* **Qué debes hacer**:
Responde según la crónica del partido entre Costa Rica y Uruguay:
(a) ¿Qué colocaron los utileros y la sanidad en la zona de vestuarios?
(b) ¿Cuántos uruguayos se calcula que llegaron para ver el partido?
(c) ¿De qué nacionalidad es el árbitro Alberto Undiano?

* **Texto extraído**:
%%

Diego Lugano marcó su 4º gol en las Eliminatorias
El día amaneció lloviendo y la misma se extendió durante casi toda la jornada en la capital de Costa Rica. Esto determinó que la cancha del Estadio Ricardo Saprissa estuviese más rápida de lo normal, a pesar de todos los trabajos que se realizaron para mejorar el mal estado de la misma.
La propia estructura del Estadio Saprissa presenta muchas deficiencias, las intensas lluvias provocaron que la zona de vestuarios tuviese filtraciones y muchas goteras que lo inundaron.
Los funcionarios de utilería de Uruguay no daban crédito a lo que estaban observando antes del partido, cuando arribaron al escenario con toda la indumentaria que se utilizaría en el partido.
En la zona de vestuarios los utileros y la sanidad colocaron una piscina inflable para que los futbolistas compatriotas luego del partido realizaran un corto baño de inmersión con agua helada.
A falta de jacuzzi y piletas de inmersión, hubo que improvisar la piscina para recuperar a los futbolistas de la fatiga que provoca el partido.
Desde varios puntos de Uruguay y también de Centroamérica llegaron compatriotas para observar el partido y acompañar a la celeste. En total se calculan un millar de uruguayos que llegaron ataviados de camisetas de Peñarol y Nacional y también del Pabellón patrio. La oportunidad también sirvió para que un grupo de uruguayos colocara una bandera del Frente Amplio detrás del arco que defendió en el primer tiempo el arquero tico Navas.
Uruguay llegó con su «artillería pesada» al partido con Costa Rica, Eugenio Figueredo y Francisco Casal estuvieron atentos a lo que hizo nuestra Selección en suelo centroamericano.
El arbitraje del español Alberto Undiano fue muy tolerante con Uruguay, algunos lo compararon con el realizado en eliminatorias pasadas por el italiano Colina.
El zaguero Gilberto Martínez, polémico por haberse fugado de una concentración para irse a una playa y que fuera retirado de la Selección, tuvo la mala fortuna de lesionarse con un esguince de rodilla a los 20 minutos de juego.
La afición tica no le perdona aquel incidente y fue abucheado por los 20.000 hinchas cuando se retiró en camilla hacia un sanatorio donde se le realizaron los primeros estudios.
Al final del partido un apretado abrazo entre todos los integrantes de la delegación, aunque todavía no dieron rienda suelta a la alegría porque resta el partido revancha.
Los directivos de la AUF Sebastián Bauzá y Hugo Rodríguez Carrasco se metieron en la cancha para saludar a cada uno de los futbolistas.
También en el vestuario celeste, más concretamente en la boca del túnel, el empresario Francisco «Paco» Casal recibió a todos los jugadores luego del resonante triunfo en Costa Rica.
Como contrapartida el público local se retiró en malón cuando todavía faltaban algunos minutos para terminar el partido.
Los hinchas celestes dieron rienda suelta a su alegría en los minutos finales del partido, cuando el público local estaba en silencio comenzaron a cantar el clásico «soy celeste…» que fue lo único que se escuchó en los minutos finales en el Estadio Saprissa.

%%

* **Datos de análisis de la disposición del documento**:
%%

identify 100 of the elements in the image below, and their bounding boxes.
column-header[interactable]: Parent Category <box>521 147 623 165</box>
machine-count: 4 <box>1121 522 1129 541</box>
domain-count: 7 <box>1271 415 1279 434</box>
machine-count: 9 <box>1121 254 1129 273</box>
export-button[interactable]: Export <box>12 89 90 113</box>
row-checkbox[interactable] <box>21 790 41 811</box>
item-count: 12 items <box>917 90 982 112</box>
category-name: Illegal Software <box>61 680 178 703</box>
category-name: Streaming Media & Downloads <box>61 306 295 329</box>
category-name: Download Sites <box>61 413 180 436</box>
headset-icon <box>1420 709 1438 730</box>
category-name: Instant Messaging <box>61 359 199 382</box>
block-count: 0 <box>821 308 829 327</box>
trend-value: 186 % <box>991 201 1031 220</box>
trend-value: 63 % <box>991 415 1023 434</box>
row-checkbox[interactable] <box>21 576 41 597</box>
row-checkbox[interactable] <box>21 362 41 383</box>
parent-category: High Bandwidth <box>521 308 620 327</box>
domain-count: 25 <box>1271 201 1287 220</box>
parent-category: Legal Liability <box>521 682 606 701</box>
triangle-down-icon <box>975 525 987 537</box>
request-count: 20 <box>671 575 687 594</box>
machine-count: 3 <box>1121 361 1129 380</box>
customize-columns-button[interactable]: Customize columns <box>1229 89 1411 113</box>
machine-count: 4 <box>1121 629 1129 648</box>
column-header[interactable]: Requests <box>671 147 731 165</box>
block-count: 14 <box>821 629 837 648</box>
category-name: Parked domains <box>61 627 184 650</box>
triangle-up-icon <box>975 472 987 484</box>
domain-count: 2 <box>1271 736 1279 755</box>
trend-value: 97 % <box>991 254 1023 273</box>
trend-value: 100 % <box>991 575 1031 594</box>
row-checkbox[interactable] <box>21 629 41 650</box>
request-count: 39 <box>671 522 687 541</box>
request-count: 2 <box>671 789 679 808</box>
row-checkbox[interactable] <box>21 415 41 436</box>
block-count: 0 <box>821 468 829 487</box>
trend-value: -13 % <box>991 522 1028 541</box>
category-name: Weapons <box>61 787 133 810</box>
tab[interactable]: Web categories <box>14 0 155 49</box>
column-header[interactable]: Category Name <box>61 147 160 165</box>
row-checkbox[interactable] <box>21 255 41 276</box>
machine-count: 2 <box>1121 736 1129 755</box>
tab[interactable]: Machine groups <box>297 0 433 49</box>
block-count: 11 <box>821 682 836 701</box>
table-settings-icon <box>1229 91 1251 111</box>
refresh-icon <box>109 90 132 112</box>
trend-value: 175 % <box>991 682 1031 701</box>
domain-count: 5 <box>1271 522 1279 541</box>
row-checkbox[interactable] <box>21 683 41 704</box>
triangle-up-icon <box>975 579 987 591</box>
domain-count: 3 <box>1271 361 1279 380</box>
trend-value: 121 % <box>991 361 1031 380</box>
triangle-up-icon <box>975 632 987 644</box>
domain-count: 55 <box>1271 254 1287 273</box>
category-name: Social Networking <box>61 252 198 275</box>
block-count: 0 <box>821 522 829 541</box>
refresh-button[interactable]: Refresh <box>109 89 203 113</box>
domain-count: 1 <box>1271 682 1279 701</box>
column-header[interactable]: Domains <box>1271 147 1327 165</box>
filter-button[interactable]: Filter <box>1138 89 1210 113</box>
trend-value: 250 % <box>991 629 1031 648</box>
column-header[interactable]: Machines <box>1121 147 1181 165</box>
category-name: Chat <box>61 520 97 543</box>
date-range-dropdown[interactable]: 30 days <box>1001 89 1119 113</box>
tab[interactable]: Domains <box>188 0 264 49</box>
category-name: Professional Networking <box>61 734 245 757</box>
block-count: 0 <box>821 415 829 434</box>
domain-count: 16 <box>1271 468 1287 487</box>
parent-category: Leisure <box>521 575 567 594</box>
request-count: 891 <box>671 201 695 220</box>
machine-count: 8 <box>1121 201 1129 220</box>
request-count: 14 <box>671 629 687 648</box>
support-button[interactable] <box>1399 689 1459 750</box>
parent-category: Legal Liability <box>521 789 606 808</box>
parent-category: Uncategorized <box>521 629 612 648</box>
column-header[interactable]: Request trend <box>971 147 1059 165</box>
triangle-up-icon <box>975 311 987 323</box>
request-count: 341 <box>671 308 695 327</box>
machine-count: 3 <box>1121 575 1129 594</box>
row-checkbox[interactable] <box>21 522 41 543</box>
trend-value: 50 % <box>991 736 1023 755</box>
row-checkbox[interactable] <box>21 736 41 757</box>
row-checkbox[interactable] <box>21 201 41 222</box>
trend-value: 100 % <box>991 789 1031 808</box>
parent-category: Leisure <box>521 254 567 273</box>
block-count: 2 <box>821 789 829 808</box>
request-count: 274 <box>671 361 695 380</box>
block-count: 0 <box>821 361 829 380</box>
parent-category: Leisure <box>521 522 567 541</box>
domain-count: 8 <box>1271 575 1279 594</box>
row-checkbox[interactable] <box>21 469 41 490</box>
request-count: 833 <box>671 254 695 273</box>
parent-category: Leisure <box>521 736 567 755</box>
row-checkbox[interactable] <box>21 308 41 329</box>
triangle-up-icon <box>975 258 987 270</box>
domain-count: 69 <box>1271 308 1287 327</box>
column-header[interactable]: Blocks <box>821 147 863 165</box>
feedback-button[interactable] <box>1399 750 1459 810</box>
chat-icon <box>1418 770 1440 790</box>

%%

* **Respuesta del ejercicio**:
(a) Una piscina inflable.
(b) Un millar.
(c) Español.